What is expected – Output all of the records exactly as written.
----- Material to process
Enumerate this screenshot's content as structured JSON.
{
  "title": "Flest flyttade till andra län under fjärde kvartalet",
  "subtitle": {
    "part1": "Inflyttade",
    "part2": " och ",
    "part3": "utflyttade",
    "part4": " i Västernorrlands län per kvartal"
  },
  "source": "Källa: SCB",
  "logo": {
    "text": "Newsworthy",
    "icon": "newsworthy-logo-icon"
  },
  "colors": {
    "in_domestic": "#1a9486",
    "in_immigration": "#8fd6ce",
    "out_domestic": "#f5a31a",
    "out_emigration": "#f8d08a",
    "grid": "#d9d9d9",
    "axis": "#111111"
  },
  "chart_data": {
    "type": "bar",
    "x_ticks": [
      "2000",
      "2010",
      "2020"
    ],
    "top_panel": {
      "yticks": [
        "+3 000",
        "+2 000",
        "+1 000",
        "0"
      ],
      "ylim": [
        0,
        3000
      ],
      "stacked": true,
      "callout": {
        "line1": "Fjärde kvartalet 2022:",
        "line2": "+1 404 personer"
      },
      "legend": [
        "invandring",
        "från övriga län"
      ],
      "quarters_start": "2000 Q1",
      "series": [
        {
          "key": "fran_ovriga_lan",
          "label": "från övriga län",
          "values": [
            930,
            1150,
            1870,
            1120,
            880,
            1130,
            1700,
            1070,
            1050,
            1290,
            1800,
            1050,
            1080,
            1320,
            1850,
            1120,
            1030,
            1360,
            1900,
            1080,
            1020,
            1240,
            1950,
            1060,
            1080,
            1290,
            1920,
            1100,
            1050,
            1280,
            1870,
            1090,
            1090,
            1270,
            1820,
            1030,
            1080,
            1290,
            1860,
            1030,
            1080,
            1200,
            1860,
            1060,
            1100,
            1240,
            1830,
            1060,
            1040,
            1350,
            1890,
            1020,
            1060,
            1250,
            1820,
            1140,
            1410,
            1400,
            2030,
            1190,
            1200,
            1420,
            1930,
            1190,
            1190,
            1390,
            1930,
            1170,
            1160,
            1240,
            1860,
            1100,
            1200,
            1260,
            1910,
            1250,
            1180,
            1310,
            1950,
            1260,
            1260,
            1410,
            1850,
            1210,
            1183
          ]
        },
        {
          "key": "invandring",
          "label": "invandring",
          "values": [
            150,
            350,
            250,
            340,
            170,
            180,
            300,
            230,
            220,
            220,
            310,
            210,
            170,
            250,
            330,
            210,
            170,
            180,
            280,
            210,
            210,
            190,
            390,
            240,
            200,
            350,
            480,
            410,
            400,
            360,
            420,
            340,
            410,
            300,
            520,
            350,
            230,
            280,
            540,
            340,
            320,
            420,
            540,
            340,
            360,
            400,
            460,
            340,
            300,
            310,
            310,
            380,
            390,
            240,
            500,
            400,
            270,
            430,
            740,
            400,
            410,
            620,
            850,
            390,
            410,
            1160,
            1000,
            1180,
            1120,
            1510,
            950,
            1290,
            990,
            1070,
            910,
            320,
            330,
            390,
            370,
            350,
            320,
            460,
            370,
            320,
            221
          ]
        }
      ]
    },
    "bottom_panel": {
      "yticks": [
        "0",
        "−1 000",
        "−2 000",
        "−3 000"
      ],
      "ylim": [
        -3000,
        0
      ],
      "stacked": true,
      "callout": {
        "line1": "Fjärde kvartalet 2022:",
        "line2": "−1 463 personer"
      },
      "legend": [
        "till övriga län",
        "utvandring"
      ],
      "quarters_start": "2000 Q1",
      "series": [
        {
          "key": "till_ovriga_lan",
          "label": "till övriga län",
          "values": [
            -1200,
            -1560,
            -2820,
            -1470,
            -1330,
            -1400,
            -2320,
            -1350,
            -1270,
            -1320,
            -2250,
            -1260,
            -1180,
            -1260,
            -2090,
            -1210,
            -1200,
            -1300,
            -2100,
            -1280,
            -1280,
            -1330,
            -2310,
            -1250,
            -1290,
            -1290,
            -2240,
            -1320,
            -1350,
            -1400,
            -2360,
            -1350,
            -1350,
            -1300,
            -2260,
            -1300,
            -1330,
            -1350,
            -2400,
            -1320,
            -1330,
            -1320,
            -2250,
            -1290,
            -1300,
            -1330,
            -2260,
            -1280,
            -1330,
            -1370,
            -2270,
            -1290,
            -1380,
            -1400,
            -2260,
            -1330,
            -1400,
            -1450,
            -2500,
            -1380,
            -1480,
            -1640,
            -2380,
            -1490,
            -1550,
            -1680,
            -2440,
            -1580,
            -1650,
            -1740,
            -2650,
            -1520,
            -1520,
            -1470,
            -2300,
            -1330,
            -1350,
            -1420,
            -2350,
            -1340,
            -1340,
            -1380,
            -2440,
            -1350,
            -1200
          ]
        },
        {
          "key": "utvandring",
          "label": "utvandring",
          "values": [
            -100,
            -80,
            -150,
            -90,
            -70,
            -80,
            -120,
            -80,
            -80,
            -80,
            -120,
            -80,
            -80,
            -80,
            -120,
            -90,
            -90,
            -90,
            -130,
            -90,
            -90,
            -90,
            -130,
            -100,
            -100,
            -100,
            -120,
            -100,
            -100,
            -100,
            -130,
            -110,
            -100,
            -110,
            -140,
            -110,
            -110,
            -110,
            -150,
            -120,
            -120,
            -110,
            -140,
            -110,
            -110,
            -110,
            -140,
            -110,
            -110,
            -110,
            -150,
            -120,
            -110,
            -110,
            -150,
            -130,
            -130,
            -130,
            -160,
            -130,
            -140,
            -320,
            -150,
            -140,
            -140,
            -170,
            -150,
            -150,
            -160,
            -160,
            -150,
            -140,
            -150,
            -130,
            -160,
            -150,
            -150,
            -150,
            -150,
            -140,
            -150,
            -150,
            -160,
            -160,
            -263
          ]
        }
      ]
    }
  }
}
----------
Result of the exercise –
Enumerate this screenshot's content as structured JSON.
{
  "title": "Flest flyttade till andra län under fjärde kvartalet",
  "subtitle": {
    "part1": "Inflyttade",
    "part2": " och ",
    "part3": "utflyttade",
    "part4": " i Västernorrlands län per kvartal"
  },
  "source": "Källa: SCB",
  "logo": {
    "text": "Newsworthy",
    "icon": "newsworthy-logo-icon"
  },
  "colors": {
    "in_domestic": "#1a9486",
    "in_immigration": "#8fd6ce",
    "out_domestic": "#f5a31a",
    "out_emigration": "#f8d08a",
    "grid": "#d9d9d9",
    "axis": "#111111"
  },
  "chart_data": {
    "type": "bar",
    "x_ticks": [
      "2000",
      "2010",
      "2020"
    ],
    "top_panel": {
      "yticks": [
        "+3 000",
        "+2 000",
        "+1 000",
        "0"
      ],
      "ylim": [
        0,
        3000
      ],
      "stacked": true,
      "callout": {
        "line1": "Fjärde kvartalet 2022:",
        "line2": "+1 404 personer"
      },
      "legend": [
        "invandring",
        "från övriga län"
      ],
      "quarters_start": "2000 Q1",
      "series": [
        {
          "key": "fran_ovriga_lan",
          "label": "från övriga län",
          "values": [
            930,
            1150,
            1870,
            1120,
            880,
            1130,
            1700,
            1070,
            1050,
            1290,
            1800,
            1050,
            1080,
            1320,
            1850,
            1120,
            1030,
            1360,
            1900,
            1080,
            1020,
            1240,
            1950,
            1060,
            1080,
            1290,
            1920,
            1100,
            1050,
            1280,
            1870,
            1090,
            1090,
            1270,
            1820,
            1030,
            1080,
            1290,
            1860,
            1030,
            1080,
            1200,
            1860,
            1060,
            1100,
            1240,
            1830,
            1060,
            1040,
            1350,
            1890,
            1020,
            1060,
            1250,
            1820,
            1140,
            1410,
            1400,
            2030,
            1190,
            1200,
            1420,
            1930,
            1190,
            1190,
            1390,
            1930,
            1170,
            1160,
            1240,
            1860,
            1100,
            1200,
            1260,
            1910,
            1250,
            1180,
            1310,
            1950,
            1260,
            1260,
            1410,
            1850,
            1210,
            1183
          ]
        },
        {
          "key": "invandring",
          "label": "invandring",
          "values": [
            150,
            350,
            250,
            340,
            170,
            180,
            300,
            230,
            220,
            220,
            310,
            210,
            170,
            250,
            330,
            210,
            170,
            180,
            280,
            210,
            210,
            190,
            390,
            240,
            200,
            350,
            480,
            410,
            400,
            360,
            420,
            340,
            410,
            300,
            520,
            350,
            230,
            280,
            540,
            340,
            320,
            420,
            540,
            340,
            360,
            400,
            460,
            340,
            300,
            310,
            310,
            380,
            390,
            240,
            500,
            400,
            270,
            430,
            740,
            400,
            410,
            620,
            850,
            390,
            410,
            1160,
            1000,
            1180,
            1120,
            1510,
            950,
            1290,
            990,
            1070,
            910,
            320,
            330,
            390,
            370,
            350,
            320,
            460,
            370,
            320,
            221
          ]
        }
      ]
    },
    "bottom_panel": {
      "yticks": [
        "0",
        "−1 000",
        "−2 000",
        "−3 000"
      ],
      "ylim": [
        -3000,
        0
      ],
      "stacked": true,
      "callout": {
        "line1": "Fjärde kvartalet 2022:",
        "line2": "−1 463 personer"
      },
      "legend": [
        "till övriga län",
        "utvandring"
      ],
      "quarters_start": "2000 Q1",
      "series": [
        {
          "key": "till_ovriga_lan",
          "label": "till övriga län",
          "values": [
            -1200,
            -1560,
            -2820,
            -1470,
            -1330,
            -1400,
            -2320,
            -1350,
            -1270,
            -1320,
            -2250,
            -1260,
            -1180,
            -1260,
            -2090,
            -1210,
            -1200,
            -1300,
            -2100,
            -1280,
            -1280,
            -1330,
            -2310,
            -1250,
            -1290,
            -1290,
            -2240,
            -1320,
            -1350,
            -1400,
            -2360,
            -1350,
            -1350,
            -1300,
            -2260,
            -1300,
            -1330,
            -1350,
            -2400,
            -1320,
            -1330,
            -1320,
            -2250,
            -1290,
            -1300,
            -1330,
            -2260,
            -1280,
            -1330,
            -1370,
            -2270,
            -1290,
            -1380,
            -1400,
            -2260,
            -1330,
            -1400,
            -1450,
            -2500,
            -1380,
            -1480,
            -1640,
            -2380,
            -1490,
            -1550,
            -1680,
            -2440,
            -1580,
            -1650,
            -1740,
            -2650,
            -1520,
            -1520,
            -1470,
            -2300,
            -1330,
            -1350,
            -1420,
            -2350,
            -1340,
            -1340,
            -1380,
            -2440,
            -1350,
            -1200
          ]
        },
        {
          "key": "utvandring",
          "label": "utvandring",
          "values": [
            -100,
            -80,
            -150,
            -90,
            -70,
            -80,
            -120,
            -80,
            -80,
            -80,
            -120,
            -80,
            -80,
            -80,
            -120,
            -90,
            -90,
            -90,
            -130,
            -90,
            -90,
            -90,
            -130,
            -100,
            -100,
            -100,
            -120,
            -100,
            -100,
            -100,
            -130,
            -110,
            -100,
            -110,
            -140,
            -110,
            -110,
            -110,
            -150,
            -120,
            -120,
            -110,
            -140,
            -110,
            -110,
            -110,
            -140,
            -110,
            -110,
            -110,
            -150,
            -120,
            -110,
            -110,
            -150,
            -130,
            -130,
            -130,
            -160,
            -130,
            -140,
            -320,
            -150,
            -140,
            -140,
            -170,
            -150,
            -150,
            -160,
            -160,
            -150,
            -140,
            -150,
            -130,
            -160,
            -150,
            -150,
            -150,
            -150,
            -140,
            -150,
            -150,
            -160,
            -160,
            -263
          ]
        }
      ]
    }
  }
}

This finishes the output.